Will you extract the entries word for word? Images should not appear in the copy.

--- BEGIN Provided data ---

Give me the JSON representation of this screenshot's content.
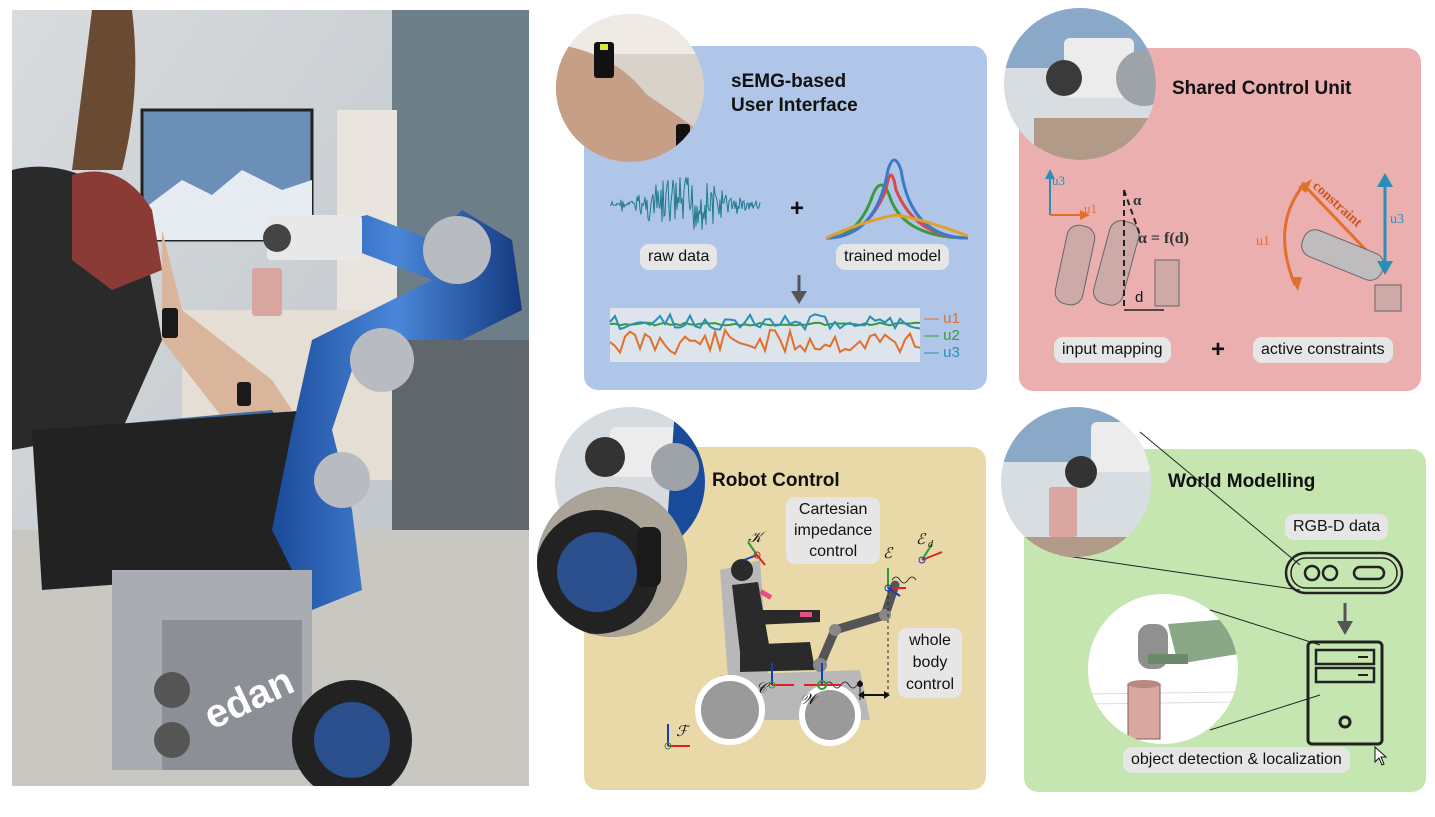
{
  "semg": {
    "title_line1": "sEMG-based",
    "title_line2": "User Interface",
    "raw_data": "raw data",
    "plus": "+",
    "trained_model": "trained model",
    "legend": [
      "u1",
      "u2",
      "u3"
    ]
  },
  "shared": {
    "title": "Shared Control Unit",
    "alpha": "α",
    "alpha_eq": "α = f(d)",
    "d": "d",
    "constraint": "constraint",
    "u1": "u1",
    "u3": "u3",
    "input_mapping": "input mapping",
    "plus": "+",
    "active_constraints": "active constraints"
  },
  "robot": {
    "title": "Robot Control",
    "cartesian": [
      "Cartesian",
      "impedance",
      "control"
    ],
    "whole_body": [
      "whole",
      "body",
      "control"
    ],
    "frames": {
      "K": "𝒦",
      "E": "ℰ",
      "Ed": "ℰ",
      "Ed_sub": "d",
      "C": "𝒞",
      "W": "𝒲",
      "F": "ℱ"
    }
  },
  "world": {
    "title": "World Modelling",
    "rgbd": "RGB-D data",
    "detection": "object detection & localization"
  },
  "photo": {
    "brand": "edan"
  },
  "colors": {
    "blue_panel": "#afc6e8",
    "red_panel": "#ecafb0",
    "yellow_panel": "#ead9a8",
    "green_panel": "#c6e6b1",
    "u1": "#e0702a",
    "u2": "#3a9a3a",
    "u3": "#2a8fb8"
  }
}
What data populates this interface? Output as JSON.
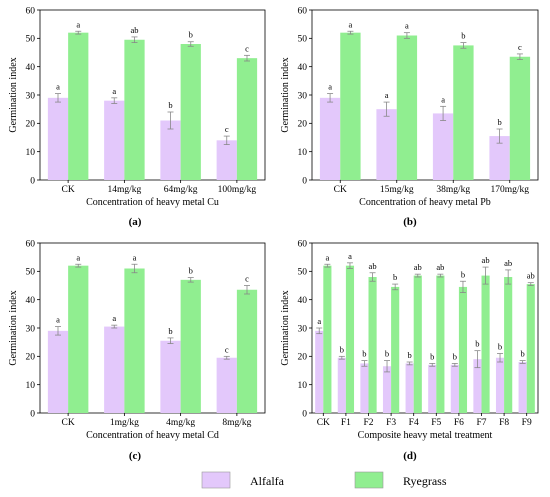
{
  "colors": {
    "alfalfa": "#e3c8fb",
    "ryegrass": "#90ee90",
    "error_bar": "#888888"
  },
  "legend": {
    "items": [
      {
        "label": "Alfalfa"
      },
      {
        "label": "Ryegrass"
      }
    ]
  },
  "chart_data": [
    {
      "type": "bar",
      "panel": "(a)",
      "xlabel": "Concentration of heavy metal Cu",
      "ylabel": "Germination index",
      "ylim": [
        0,
        60
      ],
      "yticks": [
        0,
        10,
        20,
        30,
        40,
        50,
        60
      ],
      "categories": [
        "CK",
        "14mg/kg",
        "64mg/kg",
        "100mg/kg"
      ],
      "series": [
        {
          "name": "Alfalfa",
          "values": [
            29,
            28,
            21,
            14
          ],
          "errors": [
            1.5,
            1,
            3,
            1.5
          ],
          "letters": [
            "a",
            "a",
            "b",
            "c"
          ]
        },
        {
          "name": "Ryegrass",
          "values": [
            52,
            49.5,
            48,
            43
          ],
          "errors": [
            0.5,
            1,
            0.8,
            1
          ],
          "letters": [
            "a",
            "ab",
            "b",
            "c"
          ]
        }
      ]
    },
    {
      "type": "bar",
      "panel": "(b)",
      "xlabel": "Concentration of heavy metal Pb",
      "ylabel": "Germination index",
      "ylim": [
        0,
        60
      ],
      "yticks": [
        0,
        10,
        20,
        30,
        40,
        50,
        60
      ],
      "categories": [
        "CK",
        "15mg/kg",
        "38mg/kg",
        "170mg/kg"
      ],
      "series": [
        {
          "name": "Alfalfa",
          "values": [
            29,
            25,
            23.5,
            15.5
          ],
          "errors": [
            1.5,
            2.5,
            2.5,
            2.5
          ],
          "letters": [
            "a",
            "a",
            "a",
            "b"
          ]
        },
        {
          "name": "Ryegrass",
          "values": [
            52,
            51,
            47.5,
            43.5
          ],
          "errors": [
            0.5,
            1,
            1,
            1
          ],
          "letters": [
            "a",
            "a",
            "b",
            "c"
          ]
        }
      ]
    },
    {
      "type": "bar",
      "panel": "(c)",
      "xlabel": "Concentration of heavy metal Cd",
      "ylabel": "Germination index",
      "ylim": [
        0,
        60
      ],
      "yticks": [
        0,
        10,
        20,
        30,
        40,
        50,
        60
      ],
      "categories": [
        "CK",
        "1mg/kg",
        "4mg/kg",
        "8mg/kg"
      ],
      "series": [
        {
          "name": "Alfalfa",
          "values": [
            29,
            30.5,
            25.5,
            19.5
          ],
          "errors": [
            1.5,
            0.5,
            1,
            0.5
          ],
          "letters": [
            "a",
            "a",
            "b",
            "c"
          ]
        },
        {
          "name": "Ryegrass",
          "values": [
            52,
            51,
            47,
            43.5
          ],
          "errors": [
            0.5,
            1.5,
            0.8,
            1.5
          ],
          "letters": [
            "a",
            "a",
            "b",
            "c"
          ]
        }
      ]
    },
    {
      "type": "bar",
      "panel": "(d)",
      "xlabel": "Composite heavy metal treatment",
      "ylabel": "Germination index",
      "ylim": [
        0,
        60
      ],
      "yticks": [
        0,
        10,
        20,
        30,
        40,
        50,
        60
      ],
      "categories": [
        "CK",
        "F1",
        "F2",
        "F3",
        "F4",
        "F5",
        "F6",
        "F7",
        "F8",
        "F9"
      ],
      "series": [
        {
          "name": "Alfalfa",
          "values": [
            29,
            19.5,
            17.5,
            16.5,
            17.5,
            17,
            17,
            19,
            19.5,
            18
          ],
          "errors": [
            1,
            0.5,
            1,
            2,
            0.5,
            0.5,
            0.5,
            3,
            1.5,
            0.5
          ],
          "letters": [
            "a",
            "b",
            "b",
            "b",
            "b",
            "b",
            "b",
            "b",
            "b",
            "b"
          ]
        },
        {
          "name": "Ryegrass",
          "values": [
            52,
            52,
            48,
            44.5,
            48.5,
            48.5,
            44.5,
            48.5,
            48,
            45.5
          ],
          "errors": [
            0.5,
            1,
            1.5,
            1,
            0.5,
            0.5,
            2,
            3,
            2.5,
            0.5
          ],
          "letters": [
            "a",
            "a",
            "ab",
            "b",
            "ab",
            "ab",
            "b",
            "ab",
            "ab",
            "ab"
          ]
        }
      ]
    }
  ]
}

--- END Provided data ---

§ **Complete answer**
Give me the JSON representation of this screenshot's content.
{
  "semg": {
    "title_line1": "sEMG-based",
    "title_line2": "User Interface",
    "raw_data": "raw data",
    "plus": "+",
    "trained_model": "trained model",
    "legend": [
      "u1",
      "u2",
      "u3"
    ]
  },
  "shared": {
    "title": "Shared Control Unit",
    "alpha": "α",
    "alpha_eq": "α = f(d)",
    "d": "d",
    "constraint": "constraint",
    "u1": "u1",
    "u3": "u3",
    "input_mapping": "input mapping",
    "plus": "+",
    "active_constraints": "active constraints"
  },
  "robot": {
    "title": "Robot Control",
    "cartesian": [
      "Cartesian",
      "impedance",
      "control"
    ],
    "whole_body": [
      "whole",
      "body",
      "control"
    ],
    "frames": {
      "K": "𝒦",
      "E": "ℰ",
      "Ed": "ℰ",
      "Ed_sub": "d",
      "C": "𝒞",
      "W": "𝒲",
      "F": "ℱ"
    }
  },
  "world": {
    "title": "World Modelling",
    "rgbd": "RGB-D data",
    "detection": "object detection & localization"
  },
  "photo": {
    "brand": "edan"
  },
  "colors": {
    "blue_panel": "#afc6e8",
    "red_panel": "#ecafb0",
    "yellow_panel": "#ead9a8",
    "green_panel": "#c6e6b1",
    "u1": "#e0702a",
    "u2": "#3a9a3a",
    "u3": "#2a8fb8"
  }
}
What data populates this interface? Output as JSON.
{
  "colors": {
    "alfalfa": "#e3c8fb",
    "ryegrass": "#90ee90",
    "error_bar": "#888888"
  },
  "legend": {
    "items": [
      {
        "label": "Alfalfa"
      },
      {
        "label": "Ryegrass"
      }
    ]
  },
  "chart_data": [
    {
      "type": "bar",
      "panel": "(a)",
      "xlabel": "Concentration of heavy metal Cu",
      "ylabel": "Germination index",
      "ylim": [
        0,
        60
      ],
      "yticks": [
        0,
        10,
        20,
        30,
        40,
        50,
        60
      ],
      "categories": [
        "CK",
        "14mg/kg",
        "64mg/kg",
        "100mg/kg"
      ],
      "series": [
        {
          "name": "Alfalfa",
          "values": [
            29,
            28,
            21,
            14
          ],
          "errors": [
            1.5,
            1,
            3,
            1.5
          ],
          "letters": [
            "a",
            "a",
            "b",
            "c"
          ]
        },
        {
          "name": "Ryegrass",
          "values": [
            52,
            49.5,
            48,
            43
          ],
          "errors": [
            0.5,
            1,
            0.8,
            1
          ],
          "letters": [
            "a",
            "ab",
            "b",
            "c"
          ]
        }
      ]
    },
    {
      "type": "bar",
      "panel": "(b)",
      "xlabel": "Concentration of heavy metal Pb",
      "ylabel": "Germination index",
      "ylim": [
        0,
        60
      ],
      "yticks": [
        0,
        10,
        20,
        30,
        40,
        50,
        60
      ],
      "categories": [
        "CK",
        "15mg/kg",
        "38mg/kg",
        "170mg/kg"
      ],
      "series": [
        {
          "name": "Alfalfa",
          "values": [
            29,
            25,
            23.5,
            15.5
          ],
          "errors": [
            1.5,
            2.5,
            2.5,
            2.5
          ],
          "letters": [
            "a",
            "a",
            "a",
            "b"
          ]
        },
        {
          "name": "Ryegrass",
          "values": [
            52,
            51,
            47.5,
            43.5
          ],
          "errors": [
            0.5,
            1,
            1,
            1
          ],
          "letters": [
            "a",
            "a",
            "b",
            "c"
          ]
        }
      ]
    },
    {
      "type": "bar",
      "panel": "(c)",
      "xlabel": "Concentration of heavy metal Cd",
      "ylabel": "Germination index",
      "ylim": [
        0,
        60
      ],
      "yticks": [
        0,
        10,
        20,
        30,
        40,
        50,
        60
      ],
      "categories": [
        "CK",
        "1mg/kg",
        "4mg/kg",
        "8mg/kg"
      ],
      "series": [
        {
          "name": "Alfalfa",
          "values": [
            29,
            30.5,
            25.5,
            19.5
          ],
          "errors": [
            1.5,
            0.5,
            1,
            0.5
          ],
          "letters": [
            "a",
            "a",
            "b",
            "c"
          ]
        },
        {
          "name": "Ryegrass",
          "values": [
            52,
            51,
            47,
            43.5
          ],
          "errors": [
            0.5,
            1.5,
            0.8,
            1.5
          ],
          "letters": [
            "a",
            "a",
            "b",
            "c"
          ]
        }
      ]
    },
    {
      "type": "bar",
      "panel": "(d)",
      "xlabel": "Composite heavy metal treatment",
      "ylabel": "Germination index",
      "ylim": [
        0,
        60
      ],
      "yticks": [
        0,
        10,
        20,
        30,
        40,
        50,
        60
      ],
      "categories": [
        "CK",
        "F1",
        "F2",
        "F3",
        "F4",
        "F5",
        "F6",
        "F7",
        "F8",
        "F9"
      ],
      "series": [
        {
          "name": "Alfalfa",
          "values": [
            29,
            19.5,
            17.5,
            16.5,
            17.5,
            17,
            17,
            19,
            19.5,
            18
          ],
          "errors": [
            1,
            0.5,
            1,
            2,
            0.5,
            0.5,
            0.5,
            3,
            1.5,
            0.5
          ],
          "letters": [
            "a",
            "b",
            "b",
            "b",
            "b",
            "b",
            "b",
            "b",
            "b",
            "b"
          ]
        },
        {
          "name": "Ryegrass",
          "values": [
            52,
            52,
            48,
            44.5,
            48.5,
            48.5,
            44.5,
            48.5,
            48,
            45.5
          ],
          "errors": [
            0.5,
            1,
            1.5,
            1,
            0.5,
            0.5,
            2,
            3,
            2.5,
            0.5
          ],
          "letters": [
            "a",
            "a",
            "ab",
            "b",
            "ab",
            "ab",
            "b",
            "ab",
            "ab",
            "ab"
          ]
        }
      ]
    }
  ]
}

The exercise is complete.